- **Supplied material**

········

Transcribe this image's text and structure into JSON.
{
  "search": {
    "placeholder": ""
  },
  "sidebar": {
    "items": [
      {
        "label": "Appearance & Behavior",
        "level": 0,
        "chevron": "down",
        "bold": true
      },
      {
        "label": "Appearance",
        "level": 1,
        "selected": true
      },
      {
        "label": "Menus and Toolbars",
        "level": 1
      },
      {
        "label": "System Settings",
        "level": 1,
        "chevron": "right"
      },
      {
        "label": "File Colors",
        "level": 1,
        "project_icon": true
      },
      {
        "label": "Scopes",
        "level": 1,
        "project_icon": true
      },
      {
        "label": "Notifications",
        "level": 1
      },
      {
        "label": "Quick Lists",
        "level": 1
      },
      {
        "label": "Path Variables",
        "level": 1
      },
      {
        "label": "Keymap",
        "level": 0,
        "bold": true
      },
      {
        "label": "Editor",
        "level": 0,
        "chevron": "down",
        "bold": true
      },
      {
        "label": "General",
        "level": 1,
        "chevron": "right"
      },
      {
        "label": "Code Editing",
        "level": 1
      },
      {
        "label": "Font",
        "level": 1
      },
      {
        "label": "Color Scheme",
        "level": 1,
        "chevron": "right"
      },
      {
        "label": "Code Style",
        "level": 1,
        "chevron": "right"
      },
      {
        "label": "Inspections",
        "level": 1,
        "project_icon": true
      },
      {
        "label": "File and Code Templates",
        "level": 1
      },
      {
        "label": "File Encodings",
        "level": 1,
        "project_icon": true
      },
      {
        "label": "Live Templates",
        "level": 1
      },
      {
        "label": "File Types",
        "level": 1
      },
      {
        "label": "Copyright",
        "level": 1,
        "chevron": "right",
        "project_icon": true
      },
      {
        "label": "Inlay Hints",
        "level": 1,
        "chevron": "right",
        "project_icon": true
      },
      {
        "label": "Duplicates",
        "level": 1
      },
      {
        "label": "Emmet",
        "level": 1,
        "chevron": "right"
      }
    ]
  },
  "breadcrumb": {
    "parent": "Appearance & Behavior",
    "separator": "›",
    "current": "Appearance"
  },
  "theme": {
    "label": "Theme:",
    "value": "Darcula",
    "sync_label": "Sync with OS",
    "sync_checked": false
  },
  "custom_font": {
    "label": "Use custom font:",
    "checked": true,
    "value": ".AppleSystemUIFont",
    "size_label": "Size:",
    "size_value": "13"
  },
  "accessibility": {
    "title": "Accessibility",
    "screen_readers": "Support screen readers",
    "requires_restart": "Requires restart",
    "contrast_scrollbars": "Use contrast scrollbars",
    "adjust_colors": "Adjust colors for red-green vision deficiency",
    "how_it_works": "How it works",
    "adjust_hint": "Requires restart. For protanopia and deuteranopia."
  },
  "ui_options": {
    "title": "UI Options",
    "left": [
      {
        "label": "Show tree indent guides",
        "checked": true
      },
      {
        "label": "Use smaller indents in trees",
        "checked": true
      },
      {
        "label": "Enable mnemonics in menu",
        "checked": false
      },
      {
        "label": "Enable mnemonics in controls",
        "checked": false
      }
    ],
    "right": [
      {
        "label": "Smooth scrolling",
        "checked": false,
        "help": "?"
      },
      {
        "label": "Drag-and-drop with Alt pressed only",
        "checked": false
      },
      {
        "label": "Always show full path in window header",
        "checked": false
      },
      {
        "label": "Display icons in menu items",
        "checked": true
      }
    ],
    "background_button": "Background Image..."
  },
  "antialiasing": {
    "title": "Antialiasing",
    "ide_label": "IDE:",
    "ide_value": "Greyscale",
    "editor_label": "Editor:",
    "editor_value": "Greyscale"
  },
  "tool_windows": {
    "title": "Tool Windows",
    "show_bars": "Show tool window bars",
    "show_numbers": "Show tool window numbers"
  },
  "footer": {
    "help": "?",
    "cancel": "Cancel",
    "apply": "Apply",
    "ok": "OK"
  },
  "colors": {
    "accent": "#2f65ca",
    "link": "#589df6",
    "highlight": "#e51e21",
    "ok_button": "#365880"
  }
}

········

- **Brief**
Type out the material again exactly as presented.

- **Answer to this problem**
Transcribe this image's text and structure into JSON.
{
  "search": {
    "placeholder": ""
  },
  "sidebar": {
    "items": [
      {
        "label": "Appearance & Behavior",
        "level": 0,
        "chevron": "down",
        "bold": true
      },
      {
        "label": "Appearance",
        "level": 1,
        "selected": true
      },
      {
        "label": "Menus and Toolbars",
        "level": 1
      },
      {
        "label": "System Settings",
        "level": 1,
        "chevron": "right"
      },
      {
        "label": "File Colors",
        "level": 1,
        "project_icon": true
      },
      {
        "label": "Scopes",
        "level": 1,
        "project_icon": true
      },
      {
        "label": "Notifications",
        "level": 1
      },
      {
        "label": "Quick Lists",
        "level": 1
      },
      {
        "label": "Path Variables",
        "level": 1
      },
      {
        "label": "Keymap",
        "level": 0,
        "bold": true
      },
      {
        "label": "Editor",
        "level": 0,
        "chevron": "down",
        "bold": true
      },
      {
        "label": "General",
        "level": 1,
        "chevron": "right"
      },
      {
        "label": "Code Editing",
        "level": 1
      },
      {
        "label": "Font",
        "level": 1
      },
      {
        "label": "Color Scheme",
        "level": 1,
        "chevron": "right"
      },
      {
        "label": "Code Style",
        "level": 1,
        "chevron": "right"
      },
      {
        "label": "Inspections",
        "level": 1,
        "project_icon": true
      },
      {
        "label": "File and Code Templates",
        "level": 1
      },
      {
        "label": "File Encodings",
        "level": 1,
        "project_icon": true
      },
      {
        "label": "Live Templates",
        "level": 1
      },
      {
        "label": "File Types",
        "level": 1
      },
      {
        "label": "Copyright",
        "level": 1,
        "chevron": "right",
        "project_icon": true
      },
      {
        "label": "Inlay Hints",
        "level": 1,
        "chevron": "right",
        "project_icon": true
      },
      {
        "label": "Duplicates",
        "level": 1
      },
      {
        "label": "Emmet",
        "level": 1,
        "chevron": "right"
      }
    ]
  },
  "breadcrumb": {
    "parent": "Appearance & Behavior",
    "separator": "›",
    "current": "Appearance"
  },
  "theme": {
    "label": "Theme:",
    "value": "Darcula",
    "sync_label": "Sync with OS",
    "sync_checked": false
  },
  "custom_font": {
    "label": "Use custom font:",
    "checked": true,
    "value": ".AppleSystemUIFont",
    "size_label": "Size:",
    "size_value": "13"
  },
  "accessibility": {
    "title": "Accessibility",
    "screen_readers": "Support screen readers",
    "requires_restart": "Requires restart",
    "contrast_scrollbars": "Use contrast scrollbars",
    "adjust_colors": "Adjust colors for red-green vision deficiency",
    "how_it_works": "How it works",
    "adjust_hint": "Requires restart. For protanopia and deuteranopia."
  },
  "ui_options": {
    "title": "UI Options",
    "left": [
      {
        "label": "Show tree indent guides",
        "checked": true
      },
      {
        "label": "Use smaller indents in trees",
        "checked": true
      },
      {
        "label": "Enable mnemonics in menu",
        "checked": false
      },
      {
        "label": "Enable mnemonics in controls",
        "checked": false
      }
    ],
    "right": [
      {
        "label": "Smooth scrolling",
        "checked": false,
        "help": "?"
      },
      {
        "label": "Drag-and-drop with Alt pressed only",
        "checked": false
      },
      {
        "label": "Always show full path in window header",
        "checked": false
      },
      {
        "label": "Display icons in menu items",
        "checked": true
      }
    ],
    "background_button": "Background Image..."
  },
  "antialiasing": {
    "title": "Antialiasing",
    "ide_label": "IDE:",
    "ide_value": "Greyscale",
    "editor_label": "Editor:",
    "editor_value": "Greyscale"
  },
  "tool_windows": {
    "title": "Tool Windows",
    "show_bars": "Show tool window bars",
    "show_numbers": "Show tool window numbers"
  },
  "footer": {
    "help": "?",
    "cancel": "Cancel",
    "apply": "Apply",
    "ok": "OK"
  },
  "colors": {
    "accent": "#2f65ca",
    "link": "#589df6",
    "highlight": "#e51e21",
    "ok_button": "#365880"
  }
}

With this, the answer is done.